EXERCISE DIRECTIONS ::
Reproduce all the lines exactly as they stand, apart from the pictures.

Data records ::
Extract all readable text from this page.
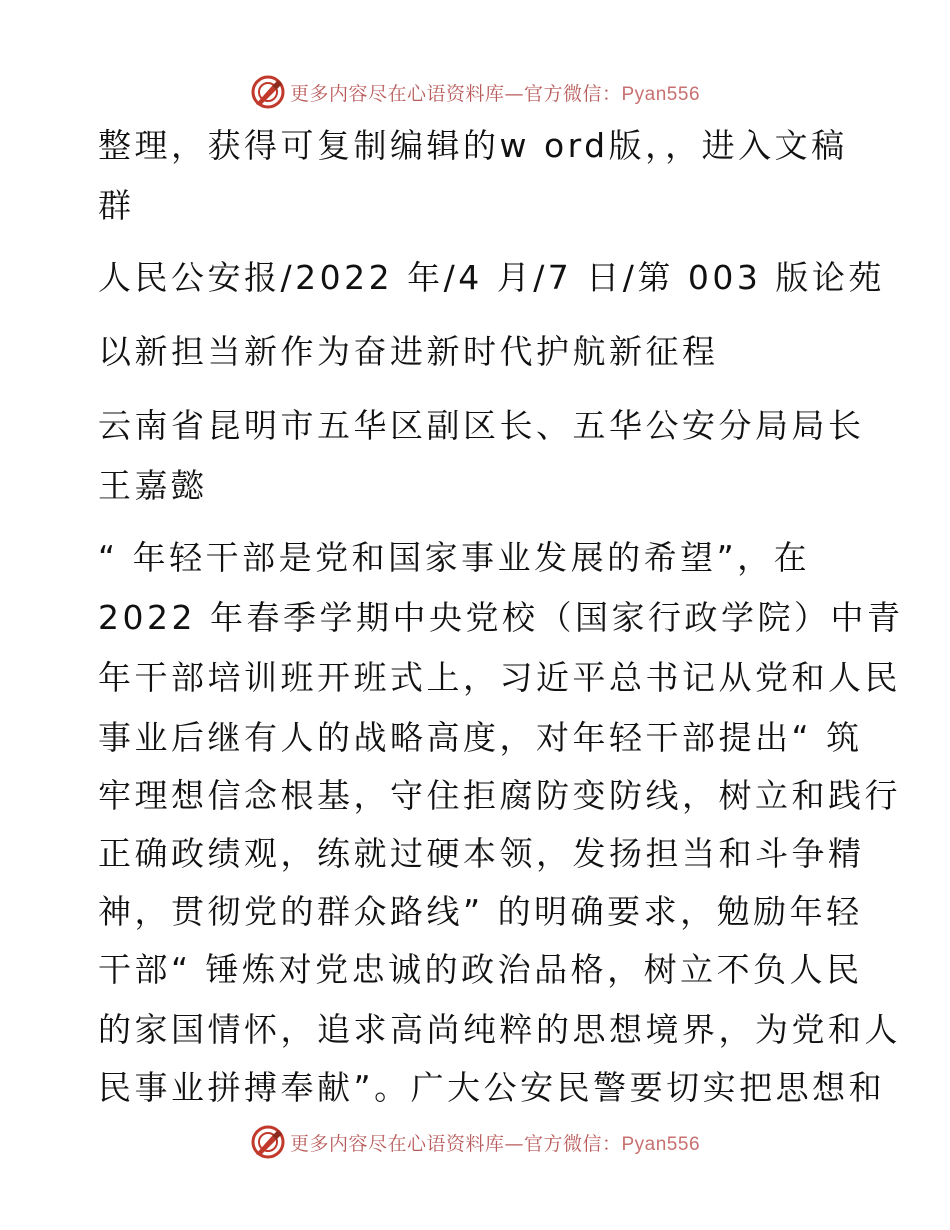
更多内容尽在心语资料库—官方微信：Pyan556
整理，获得可复制编辑的w ord版，，进入文稿
群
人民公安报/2022 年/4 月/7 日/第 003 版论苑
以新担当新作为奋进新时代护航新征程
云南省昆明市五华区副区长、五华公安分局局长
王嘉懿
“ 年轻干部是党和国家事业发展的希望”，在
2022 年春季学期中央党校（国家行政学院）中青
年干部培训班开班式上，习近平总书记从党和人民
事业后继有人的战略高度，对年轻干部提出“ 筑
牢理想信念根基，守住拒腐防变防线，树立和践行
正确政绩观，练就过硬本领，发扬担当和斗争精
神，贯彻党的群众路线” 的明确要求，勉励年轻
干部“ 锤炼对党忠诚的政治品格，树立不负人民
的家国情怀，追求高尚纯粹的思想境界，为党和人
民事业拼搏奉献”。广大公安民警要切实把思想和
更多内容尽在心语资料库—官方微信：Pyan556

OUTPUT OF THE TASK ::
Extract all readable text from this page.
更多内容尽在心语资料库—官方微信：Pyan556
整理，获得可复制编辑的w ord版，，进入文稿
群
人民公安报/2022 年/4 月/7 日/第 003 版论苑
以新担当新作为奋进新时代护航新征程
云南省昆明市五华区副区长、五华公安分局局长
王嘉懿
“ 年轻干部是党和国家事业发展的希望”，在
2022 年春季学期中央党校（国家行政学院）中青
年干部培训班开班式上，习近平总书记从党和人民
事业后继有人的战略高度，对年轻干部提出“ 筑
牢理想信念根基，守住拒腐防变防线，树立和践行
正确政绩观，练就过硬本领，发扬担当和斗争精
神，贯彻党的群众路线” 的明确要求，勉励年轻
干部“ 锤炼对党忠诚的政治品格，树立不负人民
的家国情怀，追求高尚纯粹的思想境界，为党和人
民事业拼搏奉献”。广大公安民警要切实把思想和
更多内容尽在心语资料库—官方微信：Pyan556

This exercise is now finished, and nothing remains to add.